* **SHORT EXERCISE**: Repeat the whole listing exactly.

····················

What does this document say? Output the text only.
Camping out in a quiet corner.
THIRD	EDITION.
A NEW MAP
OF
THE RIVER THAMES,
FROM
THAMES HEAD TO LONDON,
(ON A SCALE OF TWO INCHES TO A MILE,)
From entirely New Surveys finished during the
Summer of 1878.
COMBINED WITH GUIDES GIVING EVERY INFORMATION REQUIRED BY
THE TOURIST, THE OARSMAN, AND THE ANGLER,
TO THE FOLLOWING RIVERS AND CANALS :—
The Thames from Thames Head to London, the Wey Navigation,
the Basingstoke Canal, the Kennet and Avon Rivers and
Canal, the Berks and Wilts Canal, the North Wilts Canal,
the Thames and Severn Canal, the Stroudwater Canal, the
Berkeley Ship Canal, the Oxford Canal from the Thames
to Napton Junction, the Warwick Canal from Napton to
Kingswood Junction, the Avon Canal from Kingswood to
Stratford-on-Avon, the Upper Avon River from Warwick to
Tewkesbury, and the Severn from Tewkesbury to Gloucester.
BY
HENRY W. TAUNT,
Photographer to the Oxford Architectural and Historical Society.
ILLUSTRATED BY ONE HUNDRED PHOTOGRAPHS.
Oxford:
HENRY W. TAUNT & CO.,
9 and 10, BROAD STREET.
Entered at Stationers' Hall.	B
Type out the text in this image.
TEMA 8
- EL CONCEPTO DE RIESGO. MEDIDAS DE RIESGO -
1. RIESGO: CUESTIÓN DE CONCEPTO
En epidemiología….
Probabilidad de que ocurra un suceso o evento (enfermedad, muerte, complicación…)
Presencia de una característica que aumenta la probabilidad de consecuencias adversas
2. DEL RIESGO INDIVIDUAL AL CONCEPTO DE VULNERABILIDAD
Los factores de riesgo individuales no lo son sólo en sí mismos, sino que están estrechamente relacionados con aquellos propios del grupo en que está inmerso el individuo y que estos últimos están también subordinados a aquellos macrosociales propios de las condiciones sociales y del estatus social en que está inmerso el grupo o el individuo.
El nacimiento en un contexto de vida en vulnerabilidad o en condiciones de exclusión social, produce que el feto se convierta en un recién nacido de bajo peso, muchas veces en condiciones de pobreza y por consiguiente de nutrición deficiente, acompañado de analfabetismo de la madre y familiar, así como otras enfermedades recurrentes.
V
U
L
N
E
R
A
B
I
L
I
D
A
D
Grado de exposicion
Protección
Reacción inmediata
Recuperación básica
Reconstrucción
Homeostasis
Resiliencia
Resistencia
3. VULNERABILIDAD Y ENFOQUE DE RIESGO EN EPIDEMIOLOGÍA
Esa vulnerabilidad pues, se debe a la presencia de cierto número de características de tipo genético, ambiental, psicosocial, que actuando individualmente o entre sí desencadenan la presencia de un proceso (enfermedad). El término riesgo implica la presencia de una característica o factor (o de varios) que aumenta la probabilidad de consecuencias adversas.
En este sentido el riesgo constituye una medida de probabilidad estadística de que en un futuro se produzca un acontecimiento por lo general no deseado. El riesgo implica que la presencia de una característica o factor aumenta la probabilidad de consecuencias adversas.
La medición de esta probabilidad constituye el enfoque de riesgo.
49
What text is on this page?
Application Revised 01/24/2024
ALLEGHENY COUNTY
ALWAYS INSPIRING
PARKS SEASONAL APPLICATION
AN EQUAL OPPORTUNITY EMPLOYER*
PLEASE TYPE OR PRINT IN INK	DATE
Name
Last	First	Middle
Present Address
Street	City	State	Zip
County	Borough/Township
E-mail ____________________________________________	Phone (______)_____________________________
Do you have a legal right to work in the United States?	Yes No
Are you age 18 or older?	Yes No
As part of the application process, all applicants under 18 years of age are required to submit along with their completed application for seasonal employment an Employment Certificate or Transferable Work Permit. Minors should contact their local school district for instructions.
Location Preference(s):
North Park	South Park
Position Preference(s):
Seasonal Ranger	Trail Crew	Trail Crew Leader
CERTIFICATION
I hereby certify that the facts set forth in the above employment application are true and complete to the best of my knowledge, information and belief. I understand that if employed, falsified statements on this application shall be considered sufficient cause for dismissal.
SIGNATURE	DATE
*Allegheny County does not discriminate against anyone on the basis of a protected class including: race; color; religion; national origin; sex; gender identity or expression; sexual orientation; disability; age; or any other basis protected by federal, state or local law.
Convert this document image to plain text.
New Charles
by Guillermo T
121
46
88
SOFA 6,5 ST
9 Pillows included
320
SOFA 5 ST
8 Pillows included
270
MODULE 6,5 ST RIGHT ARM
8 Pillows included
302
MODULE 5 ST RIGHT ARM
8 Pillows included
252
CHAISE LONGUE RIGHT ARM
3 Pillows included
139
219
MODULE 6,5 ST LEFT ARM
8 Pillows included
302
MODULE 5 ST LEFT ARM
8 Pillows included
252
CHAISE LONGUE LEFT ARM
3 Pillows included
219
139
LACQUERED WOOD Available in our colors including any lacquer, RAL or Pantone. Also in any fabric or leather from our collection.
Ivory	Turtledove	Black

····················

* **SOLUTION TO THIS TASK**:
What does this document say? Output the text only.
Camping out in a quiet corner.
THIRD	EDITION.
A NEW MAP
OF
THE RIVER THAMES,
FROM
THAMES HEAD TO LONDON,
(ON A SCALE OF TWO INCHES TO A MILE,)
From entirely New Surveys finished during the
Summer of 1878.
COMBINED WITH GUIDES GIVING EVERY INFORMATION REQUIRED BY
THE TOURIST, THE OARSMAN, AND THE ANGLER,
TO THE FOLLOWING RIVERS AND CANALS :—
The Thames from Thames Head to London, the Wey Navigation,
the Basingstoke Canal, the Kennet and Avon Rivers and
Canal, the Berks and Wilts Canal, the North Wilts Canal,
the Thames and Severn Canal, the Stroudwater Canal, the
Berkeley Ship Canal, the Oxford Canal from the Thames
to Napton Junction, the Warwick Canal from Napton to
Kingswood Junction, the Avon Canal from Kingswood to
Stratford-on-Avon, the Upper Avon River from Warwick to
Tewkesbury, and the Severn from Tewkesbury to Gloucester.
BY
HENRY W. TAUNT,
Photographer to the Oxford Architectural and Historical Society.
ILLUSTRATED BY ONE HUNDRED PHOTOGRAPHS.
Oxford:
HENRY W. TAUNT & CO.,
9 and 10, BROAD STREET.
Entered at Stationers' Hall.	B
Type out the text in this image.
TEMA 8
- EL CONCEPTO DE RIESGO. MEDIDAS DE RIESGO -
1. RIESGO: CUESTIÓN DE CONCEPTO
En epidemiología….
Probabilidad de que ocurra un suceso o evento (enfermedad, muerte, complicación…)
Presencia de una característica que aumenta la probabilidad de consecuencias adversas
2. DEL RIESGO INDIVIDUAL AL CONCEPTO DE VULNERABILIDAD
Los factores de riesgo individuales no lo son sólo en sí mismos, sino que están estrechamente relacionados con aquellos propios del grupo en que está inmerso el individuo y que estos últimos están también subordinados a aquellos macrosociales propios de las condiciones sociales y del estatus social en que está inmerso el grupo o el individuo.
El nacimiento en un contexto de vida en vulnerabilidad o en condiciones de exclusión social, produce que el feto se convierta en un recién nacido de bajo peso, muchas veces en condiciones de pobreza y por consiguiente de nutrición deficiente, acompañado de analfabetismo de la madre y familiar, así como otras enfermedades recurrentes.
V
U
L
N
E
R
A
B
I
L
I
D
A
D
Grado de exposicion
Protección
Reacción inmediata
Recuperación básica
Reconstrucción
Homeostasis
Resiliencia
Resistencia
3. VULNERABILIDAD Y ENFOQUE DE RIESGO EN EPIDEMIOLOGÍA
Esa vulnerabilidad pues, se debe a la presencia de cierto número de características de tipo genético, ambiental, psicosocial, que actuando individualmente o entre sí desencadenan la presencia de un proceso (enfermedad). El término riesgo implica la presencia de una característica o factor (o de varios) que aumenta la probabilidad de consecuencias adversas.
En este sentido el riesgo constituye una medida de probabilidad estadística de que en un futuro se produzca un acontecimiento por lo general no deseado. El riesgo implica que la presencia de una característica o factor aumenta la probabilidad de consecuencias adversas.
La medición de esta probabilidad constituye el enfoque de riesgo.
49
What text is on this page?
Application Revised 01/24/2024
ALLEGHENY COUNTY
ALWAYS INSPIRING
PARKS SEASONAL APPLICATION
AN EQUAL OPPORTUNITY EMPLOYER*
PLEASE TYPE OR PRINT IN INK	DATE
Name
Last	First	Middle
Present Address
Street	City	State	Zip
County	Borough/Township
E-mail ____________________________________________	Phone (______)_____________________________
Do you have a legal right to work in the United States?	Yes No
Are you age 18 or older?	Yes No
As part of the application process, all applicants under 18 years of age are required to submit along with their completed application for seasonal employment an Employment Certificate or Transferable Work Permit. Minors should contact their local school district for instructions.
Location Preference(s):
North Park	South Park
Position Preference(s):
Seasonal Ranger	Trail Crew	Trail Crew Leader
CERTIFICATION
I hereby certify that the facts set forth in the above employment application are true and complete to the best of my knowledge, information and belief. I understand that if employed, falsified statements on this application shall be considered sufficient cause for dismissal.
SIGNATURE	DATE
*Allegheny County does not discriminate against anyone on the basis of a protected class including: race; color; religion; national origin; sex; gender identity or expression; sexual orientation; disability; age; or any other basis protected by federal, state or local law.
Convert this document image to plain text.
New Charles
by Guillermo T
121
46
88
SOFA 6,5 ST
9 Pillows included
320
SOFA 5 ST
8 Pillows included
270
MODULE 6,5 ST RIGHT ARM
8 Pillows included
302
MODULE 5 ST RIGHT ARM
8 Pillows included
252
CHAISE LONGUE RIGHT ARM
3 Pillows included
139
219
MODULE 6,5 ST LEFT ARM
8 Pillows included
302
MODULE 5 ST LEFT ARM
8 Pillows included
252
CHAISE LONGUE LEFT ARM
3 Pillows included
219
139
LACQUERED WOOD Available in our colors including any lacquer, RAL or Pantone. Also in any fabric or leather from our collection.
Ivory	Turtledove	Black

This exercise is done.